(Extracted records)
====
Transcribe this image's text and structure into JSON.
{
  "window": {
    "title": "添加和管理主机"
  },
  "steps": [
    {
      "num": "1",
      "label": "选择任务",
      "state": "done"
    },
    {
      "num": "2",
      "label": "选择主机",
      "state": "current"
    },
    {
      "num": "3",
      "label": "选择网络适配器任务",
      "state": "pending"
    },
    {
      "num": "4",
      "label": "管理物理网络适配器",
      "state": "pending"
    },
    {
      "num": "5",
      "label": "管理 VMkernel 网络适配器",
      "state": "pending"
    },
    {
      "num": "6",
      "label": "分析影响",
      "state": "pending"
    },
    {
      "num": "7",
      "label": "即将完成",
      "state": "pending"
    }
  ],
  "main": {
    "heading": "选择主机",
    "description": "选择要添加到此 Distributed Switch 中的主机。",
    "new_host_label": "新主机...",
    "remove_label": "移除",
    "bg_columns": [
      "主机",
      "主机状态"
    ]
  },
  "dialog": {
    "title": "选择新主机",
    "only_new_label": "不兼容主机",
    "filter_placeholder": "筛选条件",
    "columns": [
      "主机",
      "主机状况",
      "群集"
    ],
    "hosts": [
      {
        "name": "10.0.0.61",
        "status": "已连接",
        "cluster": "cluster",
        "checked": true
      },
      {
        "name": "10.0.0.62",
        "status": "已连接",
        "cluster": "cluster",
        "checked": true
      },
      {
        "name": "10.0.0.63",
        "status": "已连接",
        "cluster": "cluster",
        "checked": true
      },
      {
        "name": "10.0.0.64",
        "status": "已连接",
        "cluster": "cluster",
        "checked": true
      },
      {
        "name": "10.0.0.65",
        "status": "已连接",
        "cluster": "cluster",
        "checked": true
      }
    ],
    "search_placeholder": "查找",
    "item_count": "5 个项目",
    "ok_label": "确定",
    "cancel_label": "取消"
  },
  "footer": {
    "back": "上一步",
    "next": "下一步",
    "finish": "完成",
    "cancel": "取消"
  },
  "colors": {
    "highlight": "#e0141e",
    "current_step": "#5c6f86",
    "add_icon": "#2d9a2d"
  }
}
====
Objective:
Please reproduce each record precisely as written.

Reply to the task:
Transcribe this image's text and structure into JSON.
{
  "window": {
    "title": "添加和管理主机"
  },
  "steps": [
    {
      "num": "1",
      "label": "选择任务",
      "state": "done"
    },
    {
      "num": "2",
      "label": "选择主机",
      "state": "current"
    },
    {
      "num": "3",
      "label": "选择网络适配器任务",
      "state": "pending"
    },
    {
      "num": "4",
      "label": "管理物理网络适配器",
      "state": "pending"
    },
    {
      "num": "5",
      "label": "管理 VMkernel 网络适配器",
      "state": "pending"
    },
    {
      "num": "6",
      "label": "分析影响",
      "state": "pending"
    },
    {
      "num": "7",
      "label": "即将完成",
      "state": "pending"
    }
  ],
  "main": {
    "heading": "选择主机",
    "description": "选择要添加到此 Distributed Switch 中的主机。",
    "new_host_label": "新主机...",
    "remove_label": "移除",
    "bg_columns": [
      "主机",
      "主机状态"
    ]
  },
  "dialog": {
    "title": "选择新主机",
    "only_new_label": "不兼容主机",
    "filter_placeholder": "筛选条件",
    "columns": [
      "主机",
      "主机状况",
      "群集"
    ],
    "hosts": [
      {
        "name": "10.0.0.61",
        "status": "已连接",
        "cluster": "cluster",
        "checked": true
      },
      {
        "name": "10.0.0.62",
        "status": "已连接",
        "cluster": "cluster",
        "checked": true
      },
      {
        "name": "10.0.0.63",
        "status": "已连接",
        "cluster": "cluster",
        "checked": true
      },
      {
        "name": "10.0.0.64",
        "status": "已连接",
        "cluster": "cluster",
        "checked": true
      },
      {
        "name": "10.0.0.65",
        "status": "已连接",
        "cluster": "cluster",
        "checked": true
      }
    ],
    "search_placeholder": "查找",
    "item_count": "5 个项目",
    "ok_label": "确定",
    "cancel_label": "取消"
  },
  "footer": {
    "back": "上一步",
    "next": "下一步",
    "finish": "完成",
    "cancel": "取消"
  },
  "colors": {
    "highlight": "#e0141e",
    "current_step": "#5c6f86",
    "add_icon": "#2d9a2d"
  }
}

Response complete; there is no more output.